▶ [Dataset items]
## begin

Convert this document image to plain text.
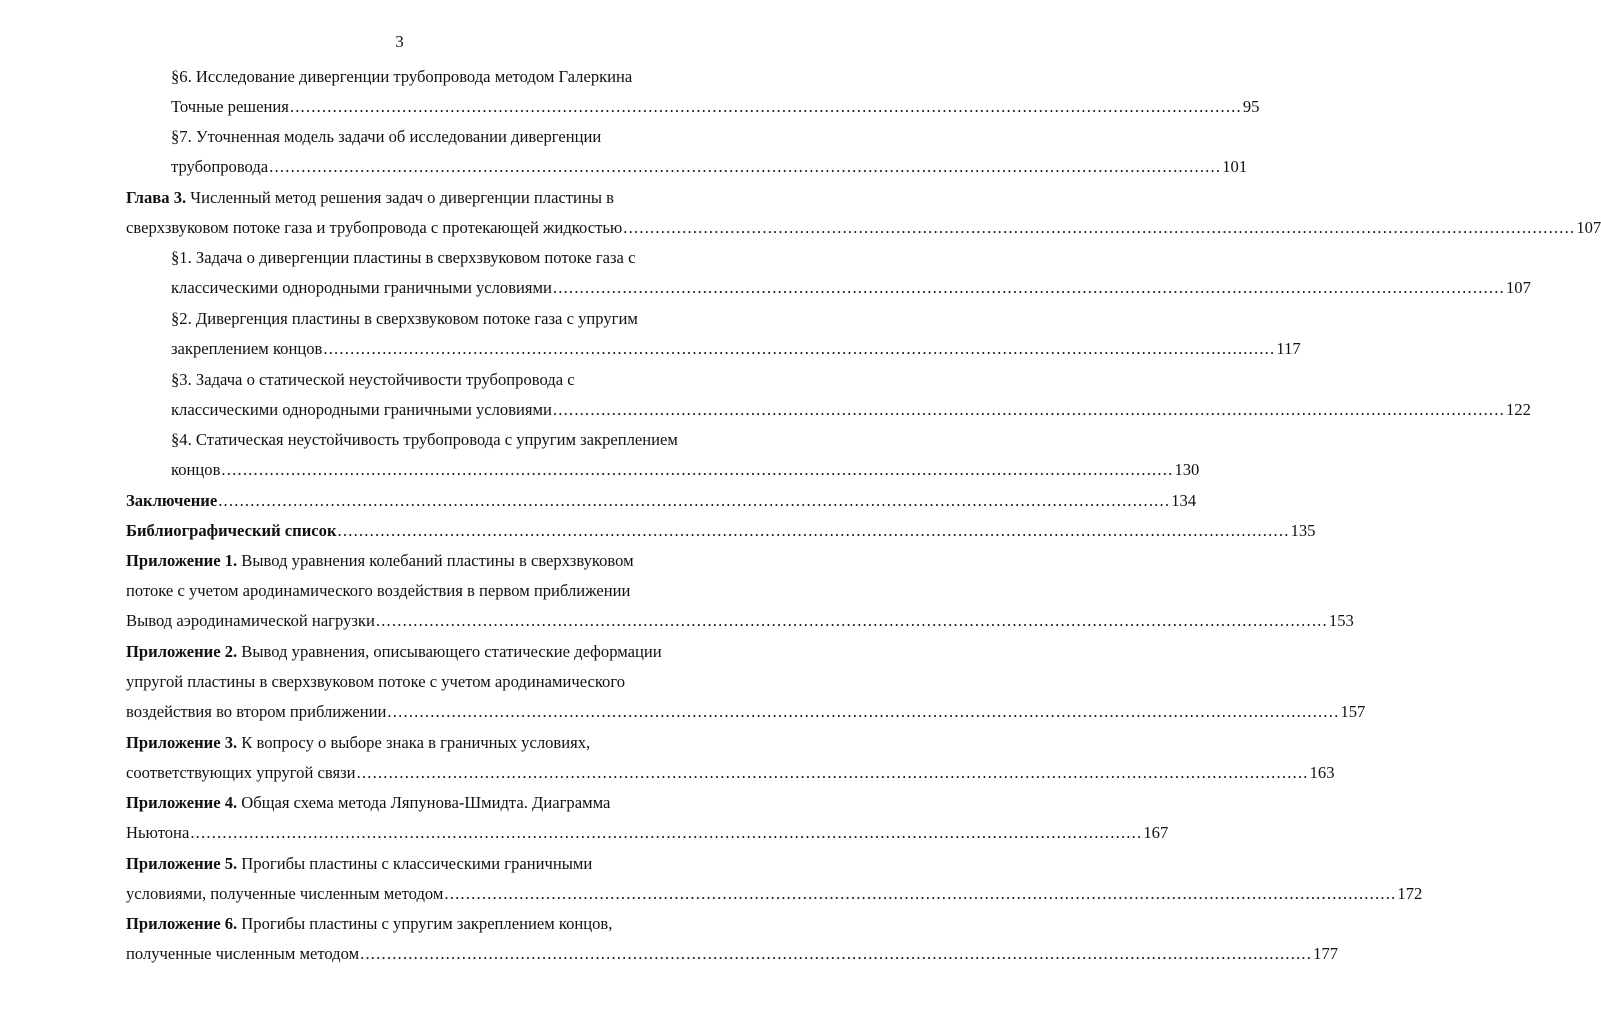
3
§6. Исследование дивергенции трубопровода методом Галеркина
Точные решения .................................................................................................................................................................................. 95
§7. Уточненная модель задачи об исследовании дивергенции
трубопровода .................................................................................................................................................................................. 101
Глава 3. Численный метод решения задач о дивергенции пластины в
сверхзвуковом потоке газа и трубопровода с протекающей жидкостью .................................................................................................................................................................................. 107
§1. Задача о дивергенции пластины в сверхзвуковом потоке газа с
классическими однородными граничными условиями .................................................................................................................................................................................. 107
§2. Дивергенция пластины в сверхзвуковом потоке газа с упругим
закреплением концов .................................................................................................................................................................................. 117
§3. Задача о статической неустойчивости трубопровода с
классическими однородными граничными условиями .................................................................................................................................................................................. 122
§4. Статическая неустойчивость трубопровода с упругим закреплением
концов .................................................................................................................................................................................. 130
Заключение .................................................................................................................................................................................. 134
Библиографический список .................................................................................................................................................................................. 135
Приложение 1. Вывод уравнения колебаний пластины в сверхзвуковом
потоке с учетом ародинамического воздействия в первом приближении
Вывод аэродинамической нагрузки .................................................................................................................................................................................. 153
Приложение 2. Вывод уравнения, описывающего статические деформации
упругой пластины в сверхзвуковом потоке с учетом ародинамического
воздействия во втором приближении .................................................................................................................................................................................. 157
Приложение 3. К вопросу о выборе знака в граничных условиях,
соответствующих упругой связи .................................................................................................................................................................................. 163
Приложение 4. Общая схема метода Ляпунова-Шмидта. Диаграмма
Ньютона .................................................................................................................................................................................. 167
Приложение 5. Прогибы пластины с классическими граничными
условиями, полученные численным методом .................................................................................................................................................................................. 172
Приложение 6. Прогибы пластины с упругим закреплением концов,
полученные численным методом .................................................................................................................................................................................. 177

## end

▶ [TASK STATEMENT] Say how many lines of the listing above contain "Прогибы", with no other words.

▶ [ANSWER] 2